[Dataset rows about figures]
►

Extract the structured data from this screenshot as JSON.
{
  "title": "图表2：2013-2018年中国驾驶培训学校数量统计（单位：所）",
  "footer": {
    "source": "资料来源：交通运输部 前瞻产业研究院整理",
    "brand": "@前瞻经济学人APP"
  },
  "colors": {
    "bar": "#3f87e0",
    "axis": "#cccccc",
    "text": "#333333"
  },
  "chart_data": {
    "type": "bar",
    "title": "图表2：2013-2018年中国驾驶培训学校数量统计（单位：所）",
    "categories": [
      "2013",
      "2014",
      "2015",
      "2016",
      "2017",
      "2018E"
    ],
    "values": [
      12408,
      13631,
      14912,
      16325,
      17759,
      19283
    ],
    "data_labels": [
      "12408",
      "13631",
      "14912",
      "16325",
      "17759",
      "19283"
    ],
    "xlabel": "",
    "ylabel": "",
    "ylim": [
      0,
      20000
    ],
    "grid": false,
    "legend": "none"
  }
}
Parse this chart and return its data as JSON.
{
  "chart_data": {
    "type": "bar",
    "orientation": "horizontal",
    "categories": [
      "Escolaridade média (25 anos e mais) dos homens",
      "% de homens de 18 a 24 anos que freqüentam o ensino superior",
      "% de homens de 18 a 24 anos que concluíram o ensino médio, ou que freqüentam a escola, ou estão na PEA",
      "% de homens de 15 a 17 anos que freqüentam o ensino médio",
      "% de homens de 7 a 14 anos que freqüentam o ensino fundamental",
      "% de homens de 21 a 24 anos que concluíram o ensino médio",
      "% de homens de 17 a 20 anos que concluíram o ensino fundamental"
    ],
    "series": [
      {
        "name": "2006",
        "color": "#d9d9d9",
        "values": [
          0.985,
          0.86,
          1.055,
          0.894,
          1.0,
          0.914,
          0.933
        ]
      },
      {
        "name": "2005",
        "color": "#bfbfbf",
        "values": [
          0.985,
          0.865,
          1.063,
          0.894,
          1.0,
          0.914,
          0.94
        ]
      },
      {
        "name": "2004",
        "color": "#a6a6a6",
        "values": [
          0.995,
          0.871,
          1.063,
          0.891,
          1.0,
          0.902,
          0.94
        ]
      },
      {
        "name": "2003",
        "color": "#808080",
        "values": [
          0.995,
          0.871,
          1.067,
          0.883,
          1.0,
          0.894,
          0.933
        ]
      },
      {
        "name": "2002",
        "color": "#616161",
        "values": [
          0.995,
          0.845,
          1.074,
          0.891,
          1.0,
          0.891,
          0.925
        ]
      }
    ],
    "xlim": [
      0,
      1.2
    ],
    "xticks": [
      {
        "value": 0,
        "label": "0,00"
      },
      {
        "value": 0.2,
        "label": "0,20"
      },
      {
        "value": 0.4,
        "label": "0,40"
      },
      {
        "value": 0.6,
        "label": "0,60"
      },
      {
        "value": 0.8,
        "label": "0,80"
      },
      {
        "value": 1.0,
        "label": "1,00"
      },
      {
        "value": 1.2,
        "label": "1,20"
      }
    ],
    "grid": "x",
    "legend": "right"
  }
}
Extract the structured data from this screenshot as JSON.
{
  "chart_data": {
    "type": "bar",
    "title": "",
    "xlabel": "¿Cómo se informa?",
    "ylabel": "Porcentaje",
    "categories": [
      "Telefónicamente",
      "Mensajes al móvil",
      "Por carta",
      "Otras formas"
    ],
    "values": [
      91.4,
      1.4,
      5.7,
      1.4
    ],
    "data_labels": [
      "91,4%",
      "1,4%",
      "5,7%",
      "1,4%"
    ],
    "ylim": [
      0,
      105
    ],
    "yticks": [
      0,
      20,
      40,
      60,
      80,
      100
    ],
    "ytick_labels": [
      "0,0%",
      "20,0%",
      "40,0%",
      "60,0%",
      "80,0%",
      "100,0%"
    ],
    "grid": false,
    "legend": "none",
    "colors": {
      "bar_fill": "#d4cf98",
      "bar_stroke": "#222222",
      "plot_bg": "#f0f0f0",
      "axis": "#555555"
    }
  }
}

◄

Write out the whole listing again. Match it word for word.

● Reply:
Extract the structured data from this screenshot as JSON.
{
  "title": "图表2：2013-2018年中国驾驶培训学校数量统计（单位：所）",
  "footer": {
    "source": "资料来源：交通运输部 前瞻产业研究院整理",
    "brand": "@前瞻经济学人APP"
  },
  "colors": {
    "bar": "#3f87e0",
    "axis": "#cccccc",
    "text": "#333333"
  },
  "chart_data": {
    "type": "bar",
    "title": "图表2：2013-2018年中国驾驶培训学校数量统计（单位：所）",
    "categories": [
      "2013",
      "2014",
      "2015",
      "2016",
      "2017",
      "2018E"
    ],
    "values": [
      12408,
      13631,
      14912,
      16325,
      17759,
      19283
    ],
    "data_labels": [
      "12408",
      "13631",
      "14912",
      "16325",
      "17759",
      "19283"
    ],
    "xlabel": "",
    "ylabel": "",
    "ylim": [
      0,
      20000
    ],
    "grid": false,
    "legend": "none"
  }
}
Parse this chart and return its data as JSON.
{
  "chart_data": {
    "type": "bar",
    "orientation": "horizontal",
    "categories": [
      "Escolaridade média (25 anos e mais) dos homens",
      "% de homens de 18 a 24 anos que freqüentam o ensino superior",
      "% de homens de 18 a 24 anos que concluíram o ensino médio, ou que freqüentam a escola, ou estão na PEA",
      "% de homens de 15 a 17 anos que freqüentam o ensino médio",
      "% de homens de 7 a 14 anos que freqüentam o ensino fundamental",
      "% de homens de 21 a 24 anos que concluíram o ensino médio",
      "% de homens de 17 a 20 anos que concluíram o ensino fundamental"
    ],
    "series": [
      {
        "name": "2006",
        "color": "#d9d9d9",
        "values": [
          0.985,
          0.86,
          1.055,
          0.894,
          1.0,
          0.914,
          0.933
        ]
      },
      {
        "name": "2005",
        "color": "#bfbfbf",
        "values": [
          0.985,
          0.865,
          1.063,
          0.894,
          1.0,
          0.914,
          0.94
        ]
      },
      {
        "name": "2004",
        "color": "#a6a6a6",
        "values": [
          0.995,
          0.871,
          1.063,
          0.891,
          1.0,
          0.902,
          0.94
        ]
      },
      {
        "name": "2003",
        "color": "#808080",
        "values": [
          0.995,
          0.871,
          1.067,
          0.883,
          1.0,
          0.894,
          0.933
        ]
      },
      {
        "name": "2002",
        "color": "#616161",
        "values": [
          0.995,
          0.845,
          1.074,
          0.891,
          1.0,
          0.891,
          0.925
        ]
      }
    ],
    "xlim": [
      0,
      1.2
    ],
    "xticks": [
      {
        "value": 0,
        "label": "0,00"
      },
      {
        "value": 0.2,
        "label": "0,20"
      },
      {
        "value": 0.4,
        "label": "0,40"
      },
      {
        "value": 0.6,
        "label": "0,60"
      },
      {
        "value": 0.8,
        "label": "0,80"
      },
      {
        "value": 1.0,
        "label": "1,00"
      },
      {
        "value": 1.2,
        "label": "1,20"
      }
    ],
    "grid": "x",
    "legend": "right"
  }
}
Extract the structured data from this screenshot as JSON.
{
  "chart_data": {
    "type": "bar",
    "title": "",
    "xlabel": "¿Cómo se informa?",
    "ylabel": "Porcentaje",
    "categories": [
      "Telefónicamente",
      "Mensajes al móvil",
      "Por carta",
      "Otras formas"
    ],
    "values": [
      91.4,
      1.4,
      5.7,
      1.4
    ],
    "data_labels": [
      "91,4%",
      "1,4%",
      "5,7%",
      "1,4%"
    ],
    "ylim": [
      0,
      105
    ],
    "yticks": [
      0,
      20,
      40,
      60,
      80,
      100
    ],
    "ytick_labels": [
      "0,0%",
      "20,0%",
      "40,0%",
      "60,0%",
      "80,0%",
      "100,0%"
    ],
    "grid": false,
    "legend": "none",
    "colors": {
      "bar_fill": "#d4cf98",
      "bar_stroke": "#222222",
      "plot_bg": "#f0f0f0",
      "axis": "#555555"
    }
  }
}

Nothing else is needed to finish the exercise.